> Task prompt
Write out all the data below exactly.

> Material provided
◇ ◇ ◇ ◇ ◇

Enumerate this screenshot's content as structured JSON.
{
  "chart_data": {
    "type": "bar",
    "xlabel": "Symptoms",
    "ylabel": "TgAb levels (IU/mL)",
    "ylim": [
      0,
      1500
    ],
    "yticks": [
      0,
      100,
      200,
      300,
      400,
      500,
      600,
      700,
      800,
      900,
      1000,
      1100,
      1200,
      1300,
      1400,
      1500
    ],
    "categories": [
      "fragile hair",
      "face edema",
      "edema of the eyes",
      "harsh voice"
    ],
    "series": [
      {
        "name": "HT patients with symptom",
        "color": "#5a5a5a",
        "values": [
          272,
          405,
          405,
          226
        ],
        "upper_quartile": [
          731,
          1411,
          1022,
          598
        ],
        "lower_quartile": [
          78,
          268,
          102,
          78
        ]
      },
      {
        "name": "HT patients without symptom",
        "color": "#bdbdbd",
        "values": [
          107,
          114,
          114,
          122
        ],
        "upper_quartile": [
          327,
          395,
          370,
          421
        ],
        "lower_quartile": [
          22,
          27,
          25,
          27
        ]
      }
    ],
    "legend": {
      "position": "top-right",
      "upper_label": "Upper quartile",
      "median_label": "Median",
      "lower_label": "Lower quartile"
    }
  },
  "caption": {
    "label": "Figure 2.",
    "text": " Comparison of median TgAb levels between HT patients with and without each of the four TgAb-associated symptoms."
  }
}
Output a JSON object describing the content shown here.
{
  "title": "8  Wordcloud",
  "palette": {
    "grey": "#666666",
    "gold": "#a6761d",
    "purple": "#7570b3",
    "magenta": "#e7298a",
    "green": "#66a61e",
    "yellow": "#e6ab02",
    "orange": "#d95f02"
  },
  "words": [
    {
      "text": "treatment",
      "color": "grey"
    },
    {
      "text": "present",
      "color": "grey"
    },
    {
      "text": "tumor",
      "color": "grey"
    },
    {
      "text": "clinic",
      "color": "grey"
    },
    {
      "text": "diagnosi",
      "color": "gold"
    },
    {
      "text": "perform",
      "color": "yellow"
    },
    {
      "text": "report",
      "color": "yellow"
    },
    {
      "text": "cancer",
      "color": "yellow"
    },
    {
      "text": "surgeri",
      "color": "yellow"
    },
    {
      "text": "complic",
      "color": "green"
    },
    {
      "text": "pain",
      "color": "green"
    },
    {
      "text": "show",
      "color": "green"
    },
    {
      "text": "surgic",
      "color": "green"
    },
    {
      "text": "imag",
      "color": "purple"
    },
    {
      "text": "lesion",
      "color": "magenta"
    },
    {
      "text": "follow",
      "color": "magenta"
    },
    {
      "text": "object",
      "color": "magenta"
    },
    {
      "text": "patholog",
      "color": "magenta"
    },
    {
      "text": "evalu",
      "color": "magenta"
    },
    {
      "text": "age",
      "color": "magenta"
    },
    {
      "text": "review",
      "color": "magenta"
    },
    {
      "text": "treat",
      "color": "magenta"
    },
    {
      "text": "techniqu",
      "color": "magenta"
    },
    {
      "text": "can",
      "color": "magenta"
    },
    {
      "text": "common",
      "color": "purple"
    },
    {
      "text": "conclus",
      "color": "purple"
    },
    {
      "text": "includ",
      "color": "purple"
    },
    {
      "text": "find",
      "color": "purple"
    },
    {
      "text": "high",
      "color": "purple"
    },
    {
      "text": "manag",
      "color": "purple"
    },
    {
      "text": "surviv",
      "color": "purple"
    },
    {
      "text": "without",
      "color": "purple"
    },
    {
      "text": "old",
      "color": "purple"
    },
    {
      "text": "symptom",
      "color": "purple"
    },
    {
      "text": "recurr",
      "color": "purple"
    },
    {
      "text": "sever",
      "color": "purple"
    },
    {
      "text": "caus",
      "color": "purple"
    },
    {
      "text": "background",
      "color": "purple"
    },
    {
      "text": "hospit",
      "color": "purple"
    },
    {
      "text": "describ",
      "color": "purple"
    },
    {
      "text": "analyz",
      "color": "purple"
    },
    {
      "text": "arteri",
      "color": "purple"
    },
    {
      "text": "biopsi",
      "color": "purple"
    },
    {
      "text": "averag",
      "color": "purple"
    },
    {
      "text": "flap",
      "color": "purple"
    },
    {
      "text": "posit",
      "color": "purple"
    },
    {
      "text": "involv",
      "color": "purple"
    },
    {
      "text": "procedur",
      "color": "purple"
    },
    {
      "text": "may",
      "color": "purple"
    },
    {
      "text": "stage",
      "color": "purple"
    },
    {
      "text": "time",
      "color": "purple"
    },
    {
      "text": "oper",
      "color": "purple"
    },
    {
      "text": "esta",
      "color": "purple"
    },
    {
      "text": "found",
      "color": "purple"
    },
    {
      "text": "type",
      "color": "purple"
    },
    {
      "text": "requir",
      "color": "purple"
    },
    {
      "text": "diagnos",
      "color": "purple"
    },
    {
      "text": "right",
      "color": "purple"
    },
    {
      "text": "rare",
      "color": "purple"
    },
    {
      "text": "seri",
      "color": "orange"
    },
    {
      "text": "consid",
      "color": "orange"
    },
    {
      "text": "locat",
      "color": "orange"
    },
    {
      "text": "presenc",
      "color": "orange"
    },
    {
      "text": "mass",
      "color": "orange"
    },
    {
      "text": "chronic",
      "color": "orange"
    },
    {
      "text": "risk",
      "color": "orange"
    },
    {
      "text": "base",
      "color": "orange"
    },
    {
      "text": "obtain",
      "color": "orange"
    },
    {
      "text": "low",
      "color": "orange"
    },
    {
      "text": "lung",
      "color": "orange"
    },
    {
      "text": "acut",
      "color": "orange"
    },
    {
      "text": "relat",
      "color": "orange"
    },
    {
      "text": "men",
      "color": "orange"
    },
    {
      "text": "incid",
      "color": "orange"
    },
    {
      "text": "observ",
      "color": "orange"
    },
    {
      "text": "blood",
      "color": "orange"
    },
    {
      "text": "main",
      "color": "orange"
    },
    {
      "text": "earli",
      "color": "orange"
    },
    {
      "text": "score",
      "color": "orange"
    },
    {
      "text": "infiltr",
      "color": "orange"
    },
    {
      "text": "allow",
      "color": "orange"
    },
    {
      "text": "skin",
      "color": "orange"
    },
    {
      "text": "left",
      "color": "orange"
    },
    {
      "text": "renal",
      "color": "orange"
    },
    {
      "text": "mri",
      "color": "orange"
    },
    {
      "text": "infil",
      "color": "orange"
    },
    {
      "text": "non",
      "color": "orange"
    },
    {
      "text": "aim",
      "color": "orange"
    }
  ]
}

◇ ◇ ◇ ◇ ◇

> Written response
Enumerate this screenshot's content as structured JSON.
{
  "chart_data": {
    "type": "bar",
    "xlabel": "Symptoms",
    "ylabel": "TgAb levels (IU/mL)",
    "ylim": [
      0,
      1500
    ],
    "yticks": [
      0,
      100,
      200,
      300,
      400,
      500,
      600,
      700,
      800,
      900,
      1000,
      1100,
      1200,
      1300,
      1400,
      1500
    ],
    "categories": [
      "fragile hair",
      "face edema",
      "edema of the eyes",
      "harsh voice"
    ],
    "series": [
      {
        "name": "HT patients with symptom",
        "color": "#5a5a5a",
        "values": [
          272,
          405,
          405,
          226
        ],
        "upper_quartile": [
          731,
          1411,
          1022,
          598
        ],
        "lower_quartile": [
          78,
          268,
          102,
          78
        ]
      },
      {
        "name": "HT patients without symptom",
        "color": "#bdbdbd",
        "values": [
          107,
          114,
          114,
          122
        ],
        "upper_quartile": [
          327,
          395,
          370,
          421
        ],
        "lower_quartile": [
          22,
          27,
          25,
          27
        ]
      }
    ],
    "legend": {
      "position": "top-right",
      "upper_label": "Upper quartile",
      "median_label": "Median",
      "lower_label": "Lower quartile"
    }
  },
  "caption": {
    "label": "Figure 2.",
    "text": " Comparison of median TgAb levels between HT patients with and without each of the four TgAb-associated symptoms."
  }
}
Output a JSON object describing the content shown here.
{
  "title": "8  Wordcloud",
  "palette": {
    "grey": "#666666",
    "gold": "#a6761d",
    "purple": "#7570b3",
    "magenta": "#e7298a",
    "green": "#66a61e",
    "yellow": "#e6ab02",
    "orange": "#d95f02"
  },
  "words": [
    {
      "text": "treatment",
      "color": "grey"
    },
    {
      "text": "present",
      "color": "grey"
    },
    {
      "text": "tumor",
      "color": "grey"
    },
    {
      "text": "clinic",
      "color": "grey"
    },
    {
      "text": "diagnosi",
      "color": "gold"
    },
    {
      "text": "perform",
      "color": "yellow"
    },
    {
      "text": "report",
      "color": "yellow"
    },
    {
      "text": "cancer",
      "color": "yellow"
    },
    {
      "text": "surgeri",
      "color": "yellow"
    },
    {
      "text": "complic",
      "color": "green"
    },
    {
      "text": "pain",
      "color": "green"
    },
    {
      "text": "show",
      "color": "green"
    },
    {
      "text": "surgic",
      "color": "green"
    },
    {
      "text": "imag",
      "color": "purple"
    },
    {
      "text": "lesion",
      "color": "magenta"
    },
    {
      "text": "follow",
      "color": "magenta"
    },
    {
      "text": "object",
      "color": "magenta"
    },
    {
      "text": "patholog",
      "color": "magenta"
    },
    {
      "text": "evalu",
      "color": "magenta"
    },
    {
      "text": "age",
      "color": "magenta"
    },
    {
      "text": "review",
      "color": "magenta"
    },
    {
      "text": "treat",
      "color": "magenta"
    },
    {
      "text": "techniqu",
      "color": "magenta"
    },
    {
      "text": "can",
      "color": "magenta"
    },
    {
      "text": "common",
      "color": "purple"
    },
    {
      "text": "conclus",
      "color": "purple"
    },
    {
      "text": "includ",
      "color": "purple"
    },
    {
      "text": "find",
      "color": "purple"
    },
    {
      "text": "high",
      "color": "purple"
    },
    {
      "text": "manag",
      "color": "purple"
    },
    {
      "text": "surviv",
      "color": "purple"
    },
    {
      "text": "without",
      "color": "purple"
    },
    {
      "text": "old",
      "color": "purple"
    },
    {
      "text": "symptom",
      "color": "purple"
    },
    {
      "text": "recurr",
      "color": "purple"
    },
    {
      "text": "sever",
      "color": "purple"
    },
    {
      "text": "caus",
      "color": "purple"
    },
    {
      "text": "background",
      "color": "purple"
    },
    {
      "text": "hospit",
      "color": "purple"
    },
    {
      "text": "describ",
      "color": "purple"
    },
    {
      "text": "analyz",
      "color": "purple"
    },
    {
      "text": "arteri",
      "color": "purple"
    },
    {
      "text": "biopsi",
      "color": "purple"
    },
    {
      "text": "averag",
      "color": "purple"
    },
    {
      "text": "flap",
      "color": "purple"
    },
    {
      "text": "posit",
      "color": "purple"
    },
    {
      "text": "involv",
      "color": "purple"
    },
    {
      "text": "procedur",
      "color": "purple"
    },
    {
      "text": "may",
      "color": "purple"
    },
    {
      "text": "stage",
      "color": "purple"
    },
    {
      "text": "time",
      "color": "purple"
    },
    {
      "text": "oper",
      "color": "purple"
    },
    {
      "text": "esta",
      "color": "purple"
    },
    {
      "text": "found",
      "color": "purple"
    },
    {
      "text": "type",
      "color": "purple"
    },
    {
      "text": "requir",
      "color": "purple"
    },
    {
      "text": "diagnos",
      "color": "purple"
    },
    {
      "text": "right",
      "color": "purple"
    },
    {
      "text": "rare",
      "color": "purple"
    },
    {
      "text": "seri",
      "color": "orange"
    },
    {
      "text": "consid",
      "color": "orange"
    },
    {
      "text": "locat",
      "color": "orange"
    },
    {
      "text": "presenc",
      "color": "orange"
    },
    {
      "text": "mass",
      "color": "orange"
    },
    {
      "text": "chronic",
      "color": "orange"
    },
    {
      "text": "risk",
      "color": "orange"
    },
    {
      "text": "base",
      "color": "orange"
    },
    {
      "text": "obtain",
      "color": "orange"
    },
    {
      "text": "low",
      "color": "orange"
    },
    {
      "text": "lung",
      "color": "orange"
    },
    {
      "text": "acut",
      "color": "orange"
    },
    {
      "text": "relat",
      "color": "orange"
    },
    {
      "text": "men",
      "color": "orange"
    },
    {
      "text": "incid",
      "color": "orange"
    },
    {
      "text": "observ",
      "color": "orange"
    },
    {
      "text": "blood",
      "color": "orange"
    },
    {
      "text": "main",
      "color": "orange"
    },
    {
      "text": "earli",
      "color": "orange"
    },
    {
      "text": "score",
      "color": "orange"
    },
    {
      "text": "infiltr",
      "color": "orange"
    },
    {
      "text": "allow",
      "color": "orange"
    },
    {
      "text": "skin",
      "color": "orange"
    },
    {
      "text": "left",
      "color": "orange"
    },
    {
      "text": "renal",
      "color": "orange"
    },
    {
      "text": "mri",
      "color": "orange"
    },
    {
      "text": "infil",
      "color": "orange"
    },
    {
      "text": "non",
      "color": "orange"
    },
    {
      "text": "aim",
      "color": "orange"
    }
  ]
}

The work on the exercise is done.